[REQUIREMENT] Put the lines of the listing below, from its first line through the line containing "chevron-up-icon bbox=[955, 250, 967, 257]", into a JSON list of strings with one string per line, leaving out any blank lines.

---+---

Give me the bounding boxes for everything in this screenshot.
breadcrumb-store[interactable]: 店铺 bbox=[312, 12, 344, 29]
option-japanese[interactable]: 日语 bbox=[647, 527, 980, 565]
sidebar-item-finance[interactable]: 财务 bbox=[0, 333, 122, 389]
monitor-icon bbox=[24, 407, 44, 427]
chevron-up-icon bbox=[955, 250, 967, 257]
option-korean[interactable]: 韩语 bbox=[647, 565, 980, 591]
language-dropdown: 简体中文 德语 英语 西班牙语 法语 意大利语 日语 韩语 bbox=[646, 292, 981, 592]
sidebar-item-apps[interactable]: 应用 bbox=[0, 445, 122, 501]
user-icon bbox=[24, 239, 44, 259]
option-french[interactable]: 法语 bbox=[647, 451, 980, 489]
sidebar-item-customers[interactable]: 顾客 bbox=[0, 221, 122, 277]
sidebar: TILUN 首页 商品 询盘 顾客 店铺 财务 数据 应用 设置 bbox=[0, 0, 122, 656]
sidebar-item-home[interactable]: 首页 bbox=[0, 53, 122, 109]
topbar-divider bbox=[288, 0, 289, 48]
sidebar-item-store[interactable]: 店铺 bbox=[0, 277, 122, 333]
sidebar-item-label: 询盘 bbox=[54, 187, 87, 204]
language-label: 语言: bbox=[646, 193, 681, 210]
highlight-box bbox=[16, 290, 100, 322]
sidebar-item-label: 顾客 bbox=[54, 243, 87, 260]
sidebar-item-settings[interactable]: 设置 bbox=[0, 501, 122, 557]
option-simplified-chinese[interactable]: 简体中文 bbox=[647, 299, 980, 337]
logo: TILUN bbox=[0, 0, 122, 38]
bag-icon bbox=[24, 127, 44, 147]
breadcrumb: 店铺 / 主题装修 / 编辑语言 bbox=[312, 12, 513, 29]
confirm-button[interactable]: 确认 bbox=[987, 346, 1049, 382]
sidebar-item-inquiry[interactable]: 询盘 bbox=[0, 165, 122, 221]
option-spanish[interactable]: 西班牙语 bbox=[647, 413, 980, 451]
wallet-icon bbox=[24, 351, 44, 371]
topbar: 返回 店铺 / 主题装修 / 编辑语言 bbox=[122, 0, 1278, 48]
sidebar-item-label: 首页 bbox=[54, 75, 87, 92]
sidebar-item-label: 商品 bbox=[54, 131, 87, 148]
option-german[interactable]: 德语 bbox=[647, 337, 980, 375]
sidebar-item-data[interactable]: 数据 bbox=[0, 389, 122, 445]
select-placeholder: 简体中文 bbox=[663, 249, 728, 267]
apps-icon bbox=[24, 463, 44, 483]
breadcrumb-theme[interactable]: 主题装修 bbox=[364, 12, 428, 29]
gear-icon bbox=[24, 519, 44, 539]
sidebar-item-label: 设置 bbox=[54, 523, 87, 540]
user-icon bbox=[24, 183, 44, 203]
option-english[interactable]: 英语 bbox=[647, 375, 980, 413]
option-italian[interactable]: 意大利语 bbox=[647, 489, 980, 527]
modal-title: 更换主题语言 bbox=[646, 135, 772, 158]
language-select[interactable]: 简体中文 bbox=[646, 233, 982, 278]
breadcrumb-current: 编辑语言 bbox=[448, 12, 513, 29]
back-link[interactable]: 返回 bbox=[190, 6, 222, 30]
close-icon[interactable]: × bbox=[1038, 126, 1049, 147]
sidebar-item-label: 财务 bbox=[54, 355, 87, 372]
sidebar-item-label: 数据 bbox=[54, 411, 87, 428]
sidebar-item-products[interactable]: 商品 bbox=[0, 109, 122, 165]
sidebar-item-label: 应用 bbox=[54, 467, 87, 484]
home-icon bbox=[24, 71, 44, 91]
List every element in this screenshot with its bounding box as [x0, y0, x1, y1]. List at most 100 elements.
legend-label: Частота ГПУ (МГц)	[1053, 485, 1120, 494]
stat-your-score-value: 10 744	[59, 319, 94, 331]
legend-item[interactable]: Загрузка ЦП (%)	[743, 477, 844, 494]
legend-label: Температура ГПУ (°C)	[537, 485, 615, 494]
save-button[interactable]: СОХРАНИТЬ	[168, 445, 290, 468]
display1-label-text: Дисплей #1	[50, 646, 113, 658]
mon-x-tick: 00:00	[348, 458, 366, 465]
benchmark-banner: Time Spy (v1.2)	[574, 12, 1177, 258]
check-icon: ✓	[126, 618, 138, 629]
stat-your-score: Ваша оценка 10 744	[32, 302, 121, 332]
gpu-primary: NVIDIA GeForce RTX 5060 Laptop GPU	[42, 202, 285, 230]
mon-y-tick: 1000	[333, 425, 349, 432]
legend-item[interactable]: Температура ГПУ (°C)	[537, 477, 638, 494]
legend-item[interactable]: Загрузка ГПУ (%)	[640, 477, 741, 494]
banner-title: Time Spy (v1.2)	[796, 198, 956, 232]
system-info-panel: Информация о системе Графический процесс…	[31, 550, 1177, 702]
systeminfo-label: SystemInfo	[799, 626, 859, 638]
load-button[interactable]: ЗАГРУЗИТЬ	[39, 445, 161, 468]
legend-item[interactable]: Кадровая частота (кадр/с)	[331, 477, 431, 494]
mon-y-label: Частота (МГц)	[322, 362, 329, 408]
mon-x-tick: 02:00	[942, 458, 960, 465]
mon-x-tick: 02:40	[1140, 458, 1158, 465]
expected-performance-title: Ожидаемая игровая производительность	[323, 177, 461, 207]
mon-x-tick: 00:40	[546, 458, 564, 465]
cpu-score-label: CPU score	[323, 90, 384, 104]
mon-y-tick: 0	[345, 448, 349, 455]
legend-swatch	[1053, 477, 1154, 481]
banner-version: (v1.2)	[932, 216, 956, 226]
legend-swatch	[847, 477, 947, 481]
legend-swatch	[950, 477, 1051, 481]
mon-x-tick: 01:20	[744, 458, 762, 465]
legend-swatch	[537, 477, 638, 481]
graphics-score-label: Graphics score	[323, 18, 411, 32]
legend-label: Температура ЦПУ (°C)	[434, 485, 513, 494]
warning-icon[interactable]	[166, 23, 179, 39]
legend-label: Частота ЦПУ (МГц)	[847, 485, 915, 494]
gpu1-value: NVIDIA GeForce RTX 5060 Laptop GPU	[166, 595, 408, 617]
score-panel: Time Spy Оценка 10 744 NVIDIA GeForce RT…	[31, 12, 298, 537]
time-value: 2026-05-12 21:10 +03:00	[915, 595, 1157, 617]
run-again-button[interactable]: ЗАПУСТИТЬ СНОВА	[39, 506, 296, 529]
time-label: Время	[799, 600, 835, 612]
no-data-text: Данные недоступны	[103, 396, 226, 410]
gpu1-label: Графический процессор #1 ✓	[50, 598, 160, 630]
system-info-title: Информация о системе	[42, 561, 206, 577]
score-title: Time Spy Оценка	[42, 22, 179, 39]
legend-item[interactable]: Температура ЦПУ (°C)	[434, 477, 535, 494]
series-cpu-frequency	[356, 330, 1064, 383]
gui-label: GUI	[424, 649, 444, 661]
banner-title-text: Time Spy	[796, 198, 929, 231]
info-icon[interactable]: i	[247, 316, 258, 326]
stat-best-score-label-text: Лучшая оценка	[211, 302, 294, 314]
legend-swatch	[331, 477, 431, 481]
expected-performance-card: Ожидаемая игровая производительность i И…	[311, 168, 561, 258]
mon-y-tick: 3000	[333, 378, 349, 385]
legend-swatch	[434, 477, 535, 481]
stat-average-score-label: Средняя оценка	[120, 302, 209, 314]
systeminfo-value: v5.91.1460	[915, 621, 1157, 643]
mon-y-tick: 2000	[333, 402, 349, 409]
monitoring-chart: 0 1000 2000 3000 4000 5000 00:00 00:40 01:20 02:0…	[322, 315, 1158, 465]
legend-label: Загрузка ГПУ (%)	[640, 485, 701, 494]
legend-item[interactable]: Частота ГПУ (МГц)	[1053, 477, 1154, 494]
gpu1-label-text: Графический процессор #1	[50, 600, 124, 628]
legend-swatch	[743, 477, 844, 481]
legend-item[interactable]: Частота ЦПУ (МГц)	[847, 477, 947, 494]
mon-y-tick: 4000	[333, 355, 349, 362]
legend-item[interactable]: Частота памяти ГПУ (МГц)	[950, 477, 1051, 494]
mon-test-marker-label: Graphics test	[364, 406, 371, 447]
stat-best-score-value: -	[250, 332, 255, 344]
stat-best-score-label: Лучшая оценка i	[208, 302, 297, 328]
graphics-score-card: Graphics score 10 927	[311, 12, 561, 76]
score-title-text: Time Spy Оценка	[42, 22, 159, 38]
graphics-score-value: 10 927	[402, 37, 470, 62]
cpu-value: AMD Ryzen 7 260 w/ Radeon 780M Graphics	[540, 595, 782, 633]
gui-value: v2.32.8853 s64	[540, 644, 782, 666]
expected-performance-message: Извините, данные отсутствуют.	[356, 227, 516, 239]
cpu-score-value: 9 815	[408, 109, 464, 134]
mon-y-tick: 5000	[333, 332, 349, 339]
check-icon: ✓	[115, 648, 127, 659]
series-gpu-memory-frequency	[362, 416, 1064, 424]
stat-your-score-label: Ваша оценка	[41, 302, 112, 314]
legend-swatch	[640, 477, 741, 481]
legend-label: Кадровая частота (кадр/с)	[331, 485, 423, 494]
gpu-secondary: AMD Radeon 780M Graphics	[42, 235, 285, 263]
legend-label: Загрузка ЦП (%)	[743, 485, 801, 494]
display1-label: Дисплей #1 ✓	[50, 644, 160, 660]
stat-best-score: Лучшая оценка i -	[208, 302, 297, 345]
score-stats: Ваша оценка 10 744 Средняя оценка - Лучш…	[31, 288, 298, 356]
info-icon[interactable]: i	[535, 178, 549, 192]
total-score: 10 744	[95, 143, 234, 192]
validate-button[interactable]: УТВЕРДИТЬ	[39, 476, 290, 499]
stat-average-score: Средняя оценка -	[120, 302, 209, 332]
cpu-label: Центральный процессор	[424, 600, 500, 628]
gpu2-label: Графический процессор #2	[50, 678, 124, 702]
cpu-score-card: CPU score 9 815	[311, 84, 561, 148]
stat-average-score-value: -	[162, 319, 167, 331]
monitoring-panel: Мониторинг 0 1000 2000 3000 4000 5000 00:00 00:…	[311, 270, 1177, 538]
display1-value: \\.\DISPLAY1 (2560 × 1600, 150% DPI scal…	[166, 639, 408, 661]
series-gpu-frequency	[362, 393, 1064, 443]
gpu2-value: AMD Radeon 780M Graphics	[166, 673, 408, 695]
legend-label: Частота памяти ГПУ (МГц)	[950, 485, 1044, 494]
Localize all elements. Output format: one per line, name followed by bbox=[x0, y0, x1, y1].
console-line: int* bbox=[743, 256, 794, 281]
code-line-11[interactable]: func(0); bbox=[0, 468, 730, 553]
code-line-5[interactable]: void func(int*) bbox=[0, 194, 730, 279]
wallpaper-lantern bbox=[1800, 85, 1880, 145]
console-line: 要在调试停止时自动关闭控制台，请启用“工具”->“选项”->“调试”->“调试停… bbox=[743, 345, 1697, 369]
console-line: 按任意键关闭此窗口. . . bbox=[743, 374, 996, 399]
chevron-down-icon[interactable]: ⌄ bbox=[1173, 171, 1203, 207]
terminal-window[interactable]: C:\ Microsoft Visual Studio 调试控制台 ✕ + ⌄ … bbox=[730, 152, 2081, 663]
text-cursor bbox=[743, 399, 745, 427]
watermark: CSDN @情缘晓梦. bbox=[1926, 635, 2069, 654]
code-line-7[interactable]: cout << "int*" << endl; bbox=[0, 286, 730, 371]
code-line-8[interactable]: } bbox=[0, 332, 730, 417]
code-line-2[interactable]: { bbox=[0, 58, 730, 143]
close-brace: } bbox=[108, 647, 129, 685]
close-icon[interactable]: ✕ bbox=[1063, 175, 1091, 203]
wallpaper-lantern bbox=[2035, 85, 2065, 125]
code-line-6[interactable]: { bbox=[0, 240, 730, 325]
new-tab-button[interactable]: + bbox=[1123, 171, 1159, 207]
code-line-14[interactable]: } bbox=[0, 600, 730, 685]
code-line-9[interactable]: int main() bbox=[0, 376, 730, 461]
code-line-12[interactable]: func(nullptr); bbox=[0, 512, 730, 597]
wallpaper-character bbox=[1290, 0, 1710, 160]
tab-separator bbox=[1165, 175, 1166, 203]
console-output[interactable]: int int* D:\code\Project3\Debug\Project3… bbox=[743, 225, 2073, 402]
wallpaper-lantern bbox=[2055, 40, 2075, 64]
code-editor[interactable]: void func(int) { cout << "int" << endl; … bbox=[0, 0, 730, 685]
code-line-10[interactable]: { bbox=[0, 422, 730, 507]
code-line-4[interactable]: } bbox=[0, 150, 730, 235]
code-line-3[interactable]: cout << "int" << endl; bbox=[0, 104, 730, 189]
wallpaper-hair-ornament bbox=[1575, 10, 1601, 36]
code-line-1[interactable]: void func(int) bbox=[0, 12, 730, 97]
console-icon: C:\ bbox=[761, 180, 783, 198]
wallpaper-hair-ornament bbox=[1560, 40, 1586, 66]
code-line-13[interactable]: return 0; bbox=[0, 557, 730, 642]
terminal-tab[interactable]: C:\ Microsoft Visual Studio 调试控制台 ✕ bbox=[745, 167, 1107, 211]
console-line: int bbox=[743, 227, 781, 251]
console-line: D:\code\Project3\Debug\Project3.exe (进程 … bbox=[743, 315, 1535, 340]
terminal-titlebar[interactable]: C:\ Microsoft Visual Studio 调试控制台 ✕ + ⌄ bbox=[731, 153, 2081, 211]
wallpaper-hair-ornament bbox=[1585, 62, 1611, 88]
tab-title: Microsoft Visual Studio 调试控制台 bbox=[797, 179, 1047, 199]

---+---

[TASK ANSWER]
[
  "Give me the bounding boxes for everything in this screenshot.",
  "breadcrumb-store[interactable]: 店铺 bbox=[312, 12, 344, 29]",
  "option-japanese[interactable]: 日语 bbox=[647, 527, 980, 565]",
  "sidebar-item-finance[interactable]: 财务 bbox=[0, 333, 122, 389]",
  "monitor-icon bbox=[24, 407, 44, 427]",
  "chevron-up-icon bbox=[955, 250, 967, 257]"
]